** What the task requires **
Find every line with the word "JSON". Copy those lines.

** Available records **
----------
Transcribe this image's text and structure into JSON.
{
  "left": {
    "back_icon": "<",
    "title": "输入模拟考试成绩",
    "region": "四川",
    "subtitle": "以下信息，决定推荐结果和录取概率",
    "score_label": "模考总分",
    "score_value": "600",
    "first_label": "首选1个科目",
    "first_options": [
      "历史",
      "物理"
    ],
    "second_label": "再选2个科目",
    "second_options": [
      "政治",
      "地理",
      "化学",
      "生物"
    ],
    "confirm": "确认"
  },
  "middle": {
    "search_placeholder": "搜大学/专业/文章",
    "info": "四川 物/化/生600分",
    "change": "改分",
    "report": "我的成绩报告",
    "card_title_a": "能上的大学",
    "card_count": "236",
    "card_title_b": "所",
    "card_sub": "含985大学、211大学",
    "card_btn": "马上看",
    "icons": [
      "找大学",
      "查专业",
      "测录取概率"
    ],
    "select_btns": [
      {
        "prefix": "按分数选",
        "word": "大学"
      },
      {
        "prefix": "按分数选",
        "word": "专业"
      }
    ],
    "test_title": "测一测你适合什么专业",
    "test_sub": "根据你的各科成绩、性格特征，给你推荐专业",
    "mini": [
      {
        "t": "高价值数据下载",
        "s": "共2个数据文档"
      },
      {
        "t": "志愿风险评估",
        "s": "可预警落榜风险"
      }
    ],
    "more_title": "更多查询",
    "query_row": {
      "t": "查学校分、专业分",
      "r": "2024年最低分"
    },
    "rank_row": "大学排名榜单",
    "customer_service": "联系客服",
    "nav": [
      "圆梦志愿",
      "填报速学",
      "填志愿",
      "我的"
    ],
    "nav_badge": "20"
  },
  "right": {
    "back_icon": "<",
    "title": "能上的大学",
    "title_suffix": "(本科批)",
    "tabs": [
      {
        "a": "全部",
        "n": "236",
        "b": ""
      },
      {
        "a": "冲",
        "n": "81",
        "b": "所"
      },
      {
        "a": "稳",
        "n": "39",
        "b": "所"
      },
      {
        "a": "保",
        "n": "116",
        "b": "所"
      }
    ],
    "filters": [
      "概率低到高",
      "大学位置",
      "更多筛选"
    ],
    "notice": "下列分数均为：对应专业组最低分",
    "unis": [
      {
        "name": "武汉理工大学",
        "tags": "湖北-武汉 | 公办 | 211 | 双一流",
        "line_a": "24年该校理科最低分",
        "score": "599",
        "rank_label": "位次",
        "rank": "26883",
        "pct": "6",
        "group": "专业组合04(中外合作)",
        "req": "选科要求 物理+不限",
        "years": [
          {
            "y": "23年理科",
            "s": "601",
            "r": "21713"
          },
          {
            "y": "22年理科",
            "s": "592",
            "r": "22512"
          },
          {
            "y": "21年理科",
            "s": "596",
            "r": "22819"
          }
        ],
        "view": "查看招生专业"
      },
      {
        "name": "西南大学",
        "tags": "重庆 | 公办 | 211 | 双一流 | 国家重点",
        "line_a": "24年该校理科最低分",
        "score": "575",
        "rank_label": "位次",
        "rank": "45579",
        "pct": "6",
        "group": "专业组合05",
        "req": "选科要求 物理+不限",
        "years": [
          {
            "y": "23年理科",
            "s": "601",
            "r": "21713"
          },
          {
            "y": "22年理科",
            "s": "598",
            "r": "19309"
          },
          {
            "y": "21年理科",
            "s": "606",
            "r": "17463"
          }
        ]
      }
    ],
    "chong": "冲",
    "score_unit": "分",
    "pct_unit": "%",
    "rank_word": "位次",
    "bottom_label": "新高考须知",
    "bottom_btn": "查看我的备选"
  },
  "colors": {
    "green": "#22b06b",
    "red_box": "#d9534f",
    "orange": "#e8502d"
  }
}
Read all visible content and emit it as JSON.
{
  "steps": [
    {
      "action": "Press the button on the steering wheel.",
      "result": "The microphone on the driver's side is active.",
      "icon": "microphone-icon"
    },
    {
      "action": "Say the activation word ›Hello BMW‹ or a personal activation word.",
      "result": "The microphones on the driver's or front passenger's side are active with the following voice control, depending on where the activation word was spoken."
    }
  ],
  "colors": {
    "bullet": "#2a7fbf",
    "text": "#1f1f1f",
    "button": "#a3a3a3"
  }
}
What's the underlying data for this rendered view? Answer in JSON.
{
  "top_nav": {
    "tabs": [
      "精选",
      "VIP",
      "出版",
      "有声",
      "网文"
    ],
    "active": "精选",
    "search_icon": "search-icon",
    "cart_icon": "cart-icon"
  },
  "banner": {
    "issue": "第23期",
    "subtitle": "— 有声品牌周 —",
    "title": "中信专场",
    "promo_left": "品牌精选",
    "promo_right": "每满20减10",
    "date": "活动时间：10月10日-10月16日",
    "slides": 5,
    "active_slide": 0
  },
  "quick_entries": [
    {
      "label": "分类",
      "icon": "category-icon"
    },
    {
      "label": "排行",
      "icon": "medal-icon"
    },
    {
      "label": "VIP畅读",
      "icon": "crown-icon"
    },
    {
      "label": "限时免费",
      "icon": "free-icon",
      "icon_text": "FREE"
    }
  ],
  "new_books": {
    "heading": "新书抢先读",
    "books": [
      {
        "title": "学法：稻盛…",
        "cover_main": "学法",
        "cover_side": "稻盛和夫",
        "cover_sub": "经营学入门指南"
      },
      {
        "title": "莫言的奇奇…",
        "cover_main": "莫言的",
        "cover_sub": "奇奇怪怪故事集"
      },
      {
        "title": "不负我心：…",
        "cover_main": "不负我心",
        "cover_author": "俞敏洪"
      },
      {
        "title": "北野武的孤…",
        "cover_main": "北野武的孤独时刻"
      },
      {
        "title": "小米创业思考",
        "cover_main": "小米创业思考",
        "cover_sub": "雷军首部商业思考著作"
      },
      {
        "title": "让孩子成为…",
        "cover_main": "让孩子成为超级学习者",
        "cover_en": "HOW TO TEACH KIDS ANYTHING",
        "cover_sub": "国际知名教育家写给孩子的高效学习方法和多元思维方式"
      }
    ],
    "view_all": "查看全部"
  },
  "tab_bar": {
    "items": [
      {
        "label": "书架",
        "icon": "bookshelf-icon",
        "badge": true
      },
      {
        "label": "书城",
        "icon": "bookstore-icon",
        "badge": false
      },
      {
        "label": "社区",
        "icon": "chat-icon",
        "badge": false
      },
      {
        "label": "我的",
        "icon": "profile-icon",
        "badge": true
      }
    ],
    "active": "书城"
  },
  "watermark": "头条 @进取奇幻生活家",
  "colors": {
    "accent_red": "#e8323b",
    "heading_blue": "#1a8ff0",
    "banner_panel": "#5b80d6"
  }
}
----------
** Reply **
Transcribe this image's text and structure into JSON.
Read all visible content and emit it as JSON.
What's the underlying data for this rendered view? Answer in JSON.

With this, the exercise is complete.